┏━━

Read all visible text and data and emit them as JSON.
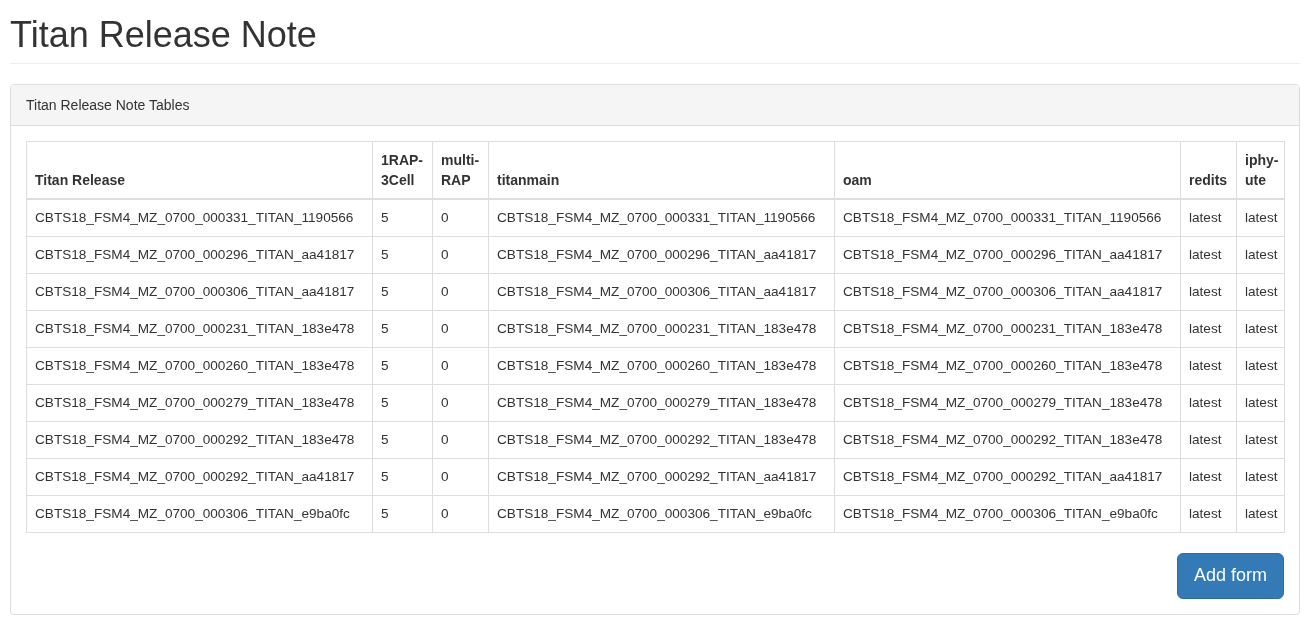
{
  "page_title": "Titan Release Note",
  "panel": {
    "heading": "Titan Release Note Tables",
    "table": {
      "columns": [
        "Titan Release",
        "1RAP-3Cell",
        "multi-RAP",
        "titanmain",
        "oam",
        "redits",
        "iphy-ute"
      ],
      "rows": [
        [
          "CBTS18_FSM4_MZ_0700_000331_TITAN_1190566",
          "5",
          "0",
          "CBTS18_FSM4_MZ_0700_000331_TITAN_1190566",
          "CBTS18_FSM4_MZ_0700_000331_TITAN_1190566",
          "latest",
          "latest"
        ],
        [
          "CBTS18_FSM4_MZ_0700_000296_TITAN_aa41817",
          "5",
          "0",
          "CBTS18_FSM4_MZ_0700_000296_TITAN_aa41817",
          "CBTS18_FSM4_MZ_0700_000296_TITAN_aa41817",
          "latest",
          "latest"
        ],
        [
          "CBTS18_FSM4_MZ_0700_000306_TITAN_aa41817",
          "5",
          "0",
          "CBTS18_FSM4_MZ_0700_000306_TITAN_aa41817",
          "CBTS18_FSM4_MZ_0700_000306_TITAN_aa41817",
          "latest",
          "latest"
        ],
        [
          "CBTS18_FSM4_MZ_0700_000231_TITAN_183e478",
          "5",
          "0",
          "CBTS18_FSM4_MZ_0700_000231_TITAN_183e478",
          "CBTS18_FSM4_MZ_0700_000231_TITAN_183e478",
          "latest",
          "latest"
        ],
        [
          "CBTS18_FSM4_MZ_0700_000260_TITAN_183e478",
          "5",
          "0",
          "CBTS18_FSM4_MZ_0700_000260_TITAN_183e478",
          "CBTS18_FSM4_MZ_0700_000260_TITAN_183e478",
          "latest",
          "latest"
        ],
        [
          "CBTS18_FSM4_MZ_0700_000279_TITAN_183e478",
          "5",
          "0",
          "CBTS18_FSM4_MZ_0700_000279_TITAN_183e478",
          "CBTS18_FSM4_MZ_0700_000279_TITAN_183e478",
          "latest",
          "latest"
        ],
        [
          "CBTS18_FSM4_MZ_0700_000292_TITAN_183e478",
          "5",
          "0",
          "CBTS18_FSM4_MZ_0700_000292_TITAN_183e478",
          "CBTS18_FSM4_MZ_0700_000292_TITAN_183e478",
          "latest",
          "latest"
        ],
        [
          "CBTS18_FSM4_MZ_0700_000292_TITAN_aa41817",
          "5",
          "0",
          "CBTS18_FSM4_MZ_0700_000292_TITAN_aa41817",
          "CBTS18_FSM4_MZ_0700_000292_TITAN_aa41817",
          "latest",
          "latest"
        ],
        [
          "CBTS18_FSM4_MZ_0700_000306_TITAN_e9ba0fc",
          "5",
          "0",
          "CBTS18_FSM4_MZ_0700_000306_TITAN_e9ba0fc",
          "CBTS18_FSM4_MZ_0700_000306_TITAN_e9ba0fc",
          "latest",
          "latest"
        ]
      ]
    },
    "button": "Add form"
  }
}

┗━━
┏━━

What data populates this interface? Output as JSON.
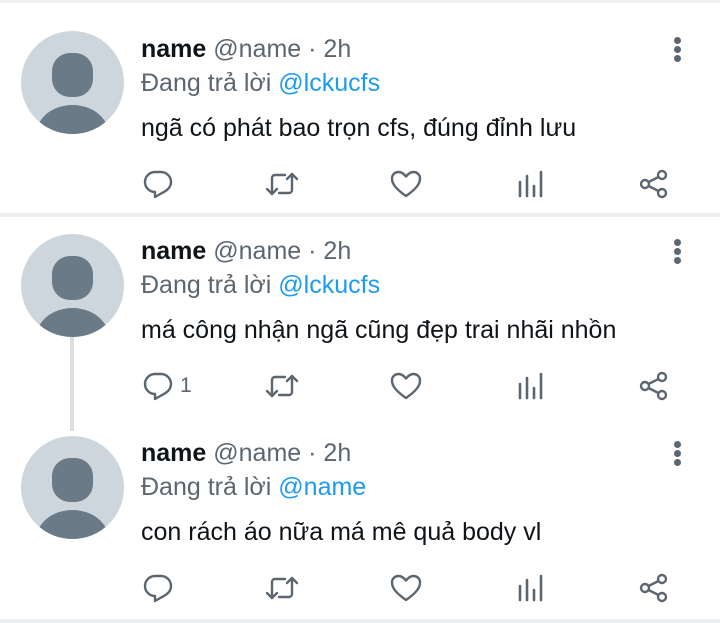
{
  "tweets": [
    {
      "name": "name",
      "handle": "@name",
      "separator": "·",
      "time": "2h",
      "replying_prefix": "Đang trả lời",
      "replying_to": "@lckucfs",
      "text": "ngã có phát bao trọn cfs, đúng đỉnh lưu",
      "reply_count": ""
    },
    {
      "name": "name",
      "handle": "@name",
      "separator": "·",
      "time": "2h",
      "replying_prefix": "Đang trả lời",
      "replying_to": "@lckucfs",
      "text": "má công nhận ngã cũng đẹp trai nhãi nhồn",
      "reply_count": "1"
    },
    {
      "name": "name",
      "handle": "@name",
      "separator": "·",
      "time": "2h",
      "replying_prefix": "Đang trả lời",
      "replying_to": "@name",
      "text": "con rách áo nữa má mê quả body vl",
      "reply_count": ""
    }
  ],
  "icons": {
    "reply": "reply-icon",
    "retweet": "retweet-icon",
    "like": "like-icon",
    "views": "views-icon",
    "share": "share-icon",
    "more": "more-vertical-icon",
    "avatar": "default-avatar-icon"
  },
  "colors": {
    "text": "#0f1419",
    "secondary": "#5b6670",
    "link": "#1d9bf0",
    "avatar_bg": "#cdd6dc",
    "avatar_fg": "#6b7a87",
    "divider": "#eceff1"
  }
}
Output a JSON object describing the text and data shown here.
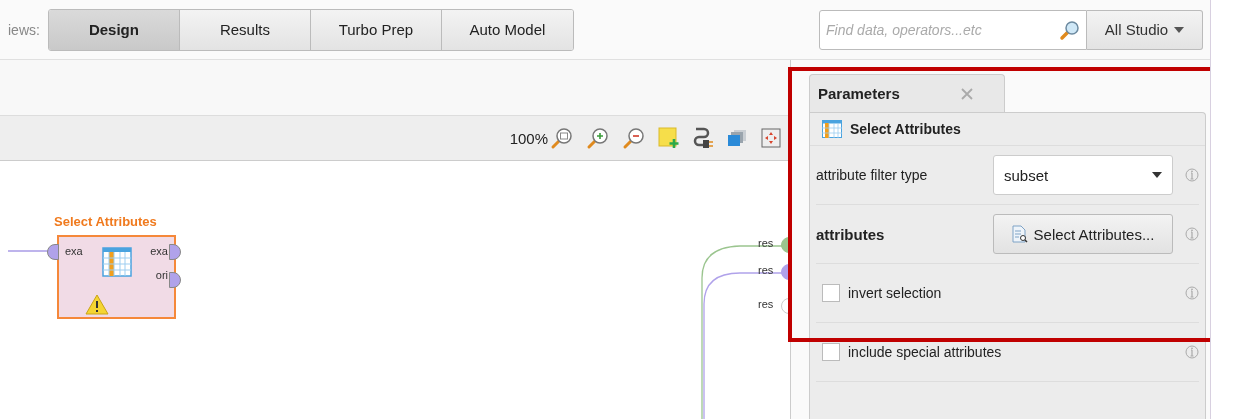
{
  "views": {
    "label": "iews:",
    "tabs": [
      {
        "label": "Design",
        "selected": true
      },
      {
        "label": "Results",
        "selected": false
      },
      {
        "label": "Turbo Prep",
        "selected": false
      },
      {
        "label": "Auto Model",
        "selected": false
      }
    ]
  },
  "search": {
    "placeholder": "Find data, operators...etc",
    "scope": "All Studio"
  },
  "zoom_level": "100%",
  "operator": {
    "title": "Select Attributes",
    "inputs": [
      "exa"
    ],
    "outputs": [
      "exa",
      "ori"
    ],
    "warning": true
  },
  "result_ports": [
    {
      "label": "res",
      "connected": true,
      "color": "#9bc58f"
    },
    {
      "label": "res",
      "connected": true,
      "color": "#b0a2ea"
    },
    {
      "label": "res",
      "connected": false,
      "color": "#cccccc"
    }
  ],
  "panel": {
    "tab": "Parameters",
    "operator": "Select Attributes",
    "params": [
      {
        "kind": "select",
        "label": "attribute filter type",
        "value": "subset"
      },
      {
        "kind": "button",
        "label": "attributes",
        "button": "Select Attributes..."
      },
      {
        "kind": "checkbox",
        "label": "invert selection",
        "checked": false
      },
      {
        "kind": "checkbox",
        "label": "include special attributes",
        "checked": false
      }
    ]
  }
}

┗━━

* _DESCRIPTION OF THE TASK_
Copy the lines from the entries above in which the word "Note" appears.

* _CORRECT RESPONSE_
  "page_title": "Titan Release Note",
    "heading": "Titan Release Note Tables",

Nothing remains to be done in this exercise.